EMEKLİYİ “KÖK”LEDİLER…
EMEKLİYİ “KÖK”LEDİLER…
Türkiye Büyük Millet Meclisi’nin son oturumunda, altı ayda delik deşik olan bütçeye “ek (ilave) zam” yapmışlar. Emeklinin “kök maaş” zammına ilave olarak sıfır (0) zam yapılmış. Bu ek zamda MHP’li vekiller “çekimser” kalmışlar. SSK (SGK) ve BAĞKUR emeklilerine ön görülen yüzde 25’lik zam ise, TBMM’de görüşülerek kabul edildikten sonra Meclis 1 Ekim’e kadar tatile girmiş.
“15 Temmuz Demokrasi ve Milli Birlik Günü” gecesi, saat 24’den sonra geçerli olmak üzere akaryakıta öyle bir zam yaptılar ki, petrole yapılan bu “iyileştirme(!) eylemi neft ürünlerinden tutun A’dan Z’ye her şeye zam demek. Emekliler yeni zamlı maaşlarını, darphanede basılan ve enflasyon canavarını daha da azdıran gıcır paralarla pazartesiden itibaren alacaklar.
“Kök maaş” zammına kafam pek yatmadı! Sanırım, 2000’den önce emekli olanlar ile 2000’den sonra emekli olanlar arasında adîl olmayan “intibak geçişi” gibi bir şey! Döviz kurlarına, enflasyon canavarına ve petrol zamlarına bir gecede “ham” edilen zamlar karşısında her emeklinin eline aynı para geçmeyecek. Neyse, KÖK kelimesi ve kavramını lügatlerde şöyle bir araştırayım dedim. “Bitkilerin toprakaltında kalan ve topraktan su ve besin maddeleri almasına yarayan uzantıları”na kök veya cezr deniliyor. Yâni Kazık kök. Kazık gibi yere derinliğine giden kök. (Havuç gibi). Denklemi çözen “karekök” sayısı gibi. Bir şeyin dip kısmı. Soyun aslı, nesil. Kâide, dip. Bir şeyin aslı, temeli, künh: Türk’ün ruh kökü. Kaynak, geçmişte dayanılan nokta. Çıkış noktası, menşe: Tanpınar “Kökü bende bir sarmaşık/Olmuş dünya sezmekteyim/ Mavi, masmavi bir ışık/Ortasında yüzmekteyim” diyor. Kelimelerin ekler atıldıktan sonra kalan asıl kısmı. “Atıldıktan” kelimesinin kökü (at)’tır.

## Görev
Emekli zammı yazısının tamamını hiçbir değişiklik yapmadan yeniden verin.

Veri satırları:

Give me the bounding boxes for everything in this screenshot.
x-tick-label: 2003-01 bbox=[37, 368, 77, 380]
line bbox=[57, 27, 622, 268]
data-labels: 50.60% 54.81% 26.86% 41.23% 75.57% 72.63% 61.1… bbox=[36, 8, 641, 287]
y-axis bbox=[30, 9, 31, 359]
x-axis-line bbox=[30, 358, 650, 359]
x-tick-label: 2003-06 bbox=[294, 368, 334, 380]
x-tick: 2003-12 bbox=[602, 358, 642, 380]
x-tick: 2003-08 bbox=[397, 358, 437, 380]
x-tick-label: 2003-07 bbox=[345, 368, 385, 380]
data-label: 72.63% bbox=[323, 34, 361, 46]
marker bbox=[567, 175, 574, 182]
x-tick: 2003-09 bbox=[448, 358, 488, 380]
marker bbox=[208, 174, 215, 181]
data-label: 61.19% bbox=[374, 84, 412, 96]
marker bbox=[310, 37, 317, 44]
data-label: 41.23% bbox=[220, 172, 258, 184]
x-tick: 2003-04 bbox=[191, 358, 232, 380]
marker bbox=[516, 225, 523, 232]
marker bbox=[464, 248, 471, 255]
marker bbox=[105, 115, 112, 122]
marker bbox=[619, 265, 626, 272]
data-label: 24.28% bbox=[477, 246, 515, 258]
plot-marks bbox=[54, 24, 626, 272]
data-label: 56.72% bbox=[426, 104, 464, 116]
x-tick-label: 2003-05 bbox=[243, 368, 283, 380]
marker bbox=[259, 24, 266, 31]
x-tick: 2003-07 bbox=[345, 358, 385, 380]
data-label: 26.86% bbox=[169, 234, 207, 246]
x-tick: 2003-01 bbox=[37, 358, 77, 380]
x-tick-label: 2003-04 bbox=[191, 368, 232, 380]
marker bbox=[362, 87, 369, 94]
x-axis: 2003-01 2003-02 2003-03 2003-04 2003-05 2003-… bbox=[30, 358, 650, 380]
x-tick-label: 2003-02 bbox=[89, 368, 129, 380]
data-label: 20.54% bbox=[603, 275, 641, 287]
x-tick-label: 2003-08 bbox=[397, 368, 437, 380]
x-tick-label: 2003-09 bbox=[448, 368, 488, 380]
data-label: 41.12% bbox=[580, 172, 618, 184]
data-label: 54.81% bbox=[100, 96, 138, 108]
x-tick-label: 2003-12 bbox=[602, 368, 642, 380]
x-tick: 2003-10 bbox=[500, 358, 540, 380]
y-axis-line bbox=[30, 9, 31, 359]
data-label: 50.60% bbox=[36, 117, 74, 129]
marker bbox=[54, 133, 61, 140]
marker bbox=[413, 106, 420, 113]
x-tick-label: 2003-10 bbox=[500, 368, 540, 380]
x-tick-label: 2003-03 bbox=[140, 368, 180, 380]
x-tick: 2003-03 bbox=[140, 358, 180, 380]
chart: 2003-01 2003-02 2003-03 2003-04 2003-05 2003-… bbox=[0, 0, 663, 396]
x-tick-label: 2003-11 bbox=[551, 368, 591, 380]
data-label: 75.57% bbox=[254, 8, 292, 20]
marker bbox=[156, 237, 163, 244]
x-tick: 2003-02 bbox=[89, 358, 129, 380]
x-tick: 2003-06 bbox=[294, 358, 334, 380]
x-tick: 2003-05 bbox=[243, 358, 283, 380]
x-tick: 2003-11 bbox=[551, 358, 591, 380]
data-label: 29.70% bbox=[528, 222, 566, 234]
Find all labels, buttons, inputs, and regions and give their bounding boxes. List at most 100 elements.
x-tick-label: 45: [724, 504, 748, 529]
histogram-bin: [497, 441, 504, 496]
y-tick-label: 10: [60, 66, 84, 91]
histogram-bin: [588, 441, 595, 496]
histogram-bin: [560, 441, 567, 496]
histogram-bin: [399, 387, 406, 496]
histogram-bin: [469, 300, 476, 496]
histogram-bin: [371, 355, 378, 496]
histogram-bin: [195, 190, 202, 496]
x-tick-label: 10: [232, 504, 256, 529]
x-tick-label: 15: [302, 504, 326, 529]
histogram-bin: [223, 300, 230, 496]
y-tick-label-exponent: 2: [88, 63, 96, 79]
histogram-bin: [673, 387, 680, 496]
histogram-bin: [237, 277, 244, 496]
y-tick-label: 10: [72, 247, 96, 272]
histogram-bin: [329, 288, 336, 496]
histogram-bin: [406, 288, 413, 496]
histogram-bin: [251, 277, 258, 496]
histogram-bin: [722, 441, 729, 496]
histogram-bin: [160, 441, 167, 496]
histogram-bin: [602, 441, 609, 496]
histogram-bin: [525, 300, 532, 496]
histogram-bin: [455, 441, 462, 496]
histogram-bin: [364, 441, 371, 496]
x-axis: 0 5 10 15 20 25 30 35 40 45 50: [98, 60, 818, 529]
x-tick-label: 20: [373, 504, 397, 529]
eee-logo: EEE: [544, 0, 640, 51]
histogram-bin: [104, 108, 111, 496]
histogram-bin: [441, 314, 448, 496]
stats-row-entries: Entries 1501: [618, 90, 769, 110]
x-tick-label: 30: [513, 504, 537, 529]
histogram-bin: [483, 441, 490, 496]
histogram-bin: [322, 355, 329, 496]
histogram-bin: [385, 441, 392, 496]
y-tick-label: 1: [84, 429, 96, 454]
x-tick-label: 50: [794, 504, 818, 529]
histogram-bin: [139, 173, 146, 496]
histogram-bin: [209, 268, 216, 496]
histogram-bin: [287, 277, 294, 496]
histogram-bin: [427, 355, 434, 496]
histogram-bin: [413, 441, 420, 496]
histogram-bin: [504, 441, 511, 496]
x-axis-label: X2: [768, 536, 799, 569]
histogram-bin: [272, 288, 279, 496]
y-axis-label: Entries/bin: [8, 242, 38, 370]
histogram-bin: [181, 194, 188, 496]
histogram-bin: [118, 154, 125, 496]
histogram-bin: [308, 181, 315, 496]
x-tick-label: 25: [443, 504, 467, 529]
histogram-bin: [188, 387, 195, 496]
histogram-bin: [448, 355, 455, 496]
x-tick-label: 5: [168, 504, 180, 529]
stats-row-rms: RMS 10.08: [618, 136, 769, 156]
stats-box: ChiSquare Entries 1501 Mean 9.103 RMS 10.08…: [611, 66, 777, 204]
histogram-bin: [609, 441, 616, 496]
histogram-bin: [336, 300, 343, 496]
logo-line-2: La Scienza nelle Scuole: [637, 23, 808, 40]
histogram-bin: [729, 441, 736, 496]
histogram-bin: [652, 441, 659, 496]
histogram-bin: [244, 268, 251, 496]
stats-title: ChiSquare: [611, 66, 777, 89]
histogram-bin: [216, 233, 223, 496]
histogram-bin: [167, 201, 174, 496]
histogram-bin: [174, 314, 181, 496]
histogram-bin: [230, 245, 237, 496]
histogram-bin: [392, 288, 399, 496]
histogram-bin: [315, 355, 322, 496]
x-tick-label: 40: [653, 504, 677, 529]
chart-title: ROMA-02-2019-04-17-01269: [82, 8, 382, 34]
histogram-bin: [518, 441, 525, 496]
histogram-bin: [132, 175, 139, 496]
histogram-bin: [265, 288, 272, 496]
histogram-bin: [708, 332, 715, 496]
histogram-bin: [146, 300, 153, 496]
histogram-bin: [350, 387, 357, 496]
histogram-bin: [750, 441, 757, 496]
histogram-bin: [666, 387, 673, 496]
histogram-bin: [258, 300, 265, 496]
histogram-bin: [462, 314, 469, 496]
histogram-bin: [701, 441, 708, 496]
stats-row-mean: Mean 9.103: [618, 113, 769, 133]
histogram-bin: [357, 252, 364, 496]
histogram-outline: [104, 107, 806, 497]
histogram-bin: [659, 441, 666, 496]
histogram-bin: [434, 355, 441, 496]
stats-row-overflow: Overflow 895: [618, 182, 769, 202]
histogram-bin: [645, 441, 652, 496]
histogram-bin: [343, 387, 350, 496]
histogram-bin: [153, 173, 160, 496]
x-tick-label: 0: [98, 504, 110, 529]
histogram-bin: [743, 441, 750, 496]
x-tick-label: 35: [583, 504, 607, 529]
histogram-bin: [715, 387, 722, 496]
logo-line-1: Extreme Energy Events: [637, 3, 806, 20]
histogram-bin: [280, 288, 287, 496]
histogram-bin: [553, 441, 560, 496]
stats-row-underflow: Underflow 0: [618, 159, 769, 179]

## Tamamlanan Çalışma
EMEKLİYİ “KÖK”LEDİLER…
EMEKLİYİ “KÖK”LEDİLER…
Türkiye Büyük Millet Meclisi’nin son oturumunda, altı ayda delik deşik olan bütçeye “ek (ilave) zam” yapmışlar. Emeklinin “kök maaş” zammına ilave olarak sıfır (0) zam yapılmış. Bu ek zamda MHP’li vekiller “çekimser” kalmışlar. SSK (SGK) ve BAĞKUR emeklilerine ön görülen yüzde 25’lik zam ise, TBMM’de görüşülerek kabul edildikten sonra Meclis 1 Ekim’e kadar tatile girmiş.
“15 Temmuz Demokrasi ve Milli Birlik Günü” gecesi, saat 24’den sonra geçerli olmak üzere akaryakıta öyle bir zam yaptılar ki, petrole yapılan bu “iyileştirme(!) eylemi neft ürünlerinden tutun A’dan Z’ye her şeye zam demek. Emekliler yeni zamlı maaşlarını, darphanede basılan ve enflasyon canavarını daha da azdıran gıcır paralarla pazartesiden itibaren alacaklar.
“Kök maaş” zammına kafam pek yatmadı! Sanırım, 2000’den önce emekli olanlar ile 2000’den sonra emekli olanlar arasında adîl olmayan “intibak geçişi” gibi bir şey! Döviz kurlarına, enflasyon canavarına ve petrol zamlarına bir gecede “ham” edilen zamlar karşısında her emeklinin eline aynı para geçmeyecek. Neyse, KÖK kelimesi ve kavramını lügatlerde şöyle bir araştırayım dedim. “Bitkilerin toprakaltında kalan ve topraktan su ve besin maddeleri almasına yarayan uzantıları”na kök veya cezr deniliyor. Yâni Kazık kök. Kazık gibi yere derinliğine giden kök. (Havuç gibi). Denklemi çözen “karekök” sayısı gibi. Bir şeyin dip kısmı. Soyun aslı, nesil. Kâide, dip. Bir şeyin aslı, temeli, künh: Türk’ün ruh kökü. Kaynak, geçmişte dayanılan nokta. Çıkış noktası, menşe: Tanpınar “Kökü bende bir sarmaşık/Olmuş dünya sezmekteyim/ Mavi, masmavi bir ışık/Ortasında yüzmekteyim” diyor. Kelimelerin ekler atıldıktan sonra kalan asıl kısmı. “Atıldıktan” kelimesinin kökü (at)’tır.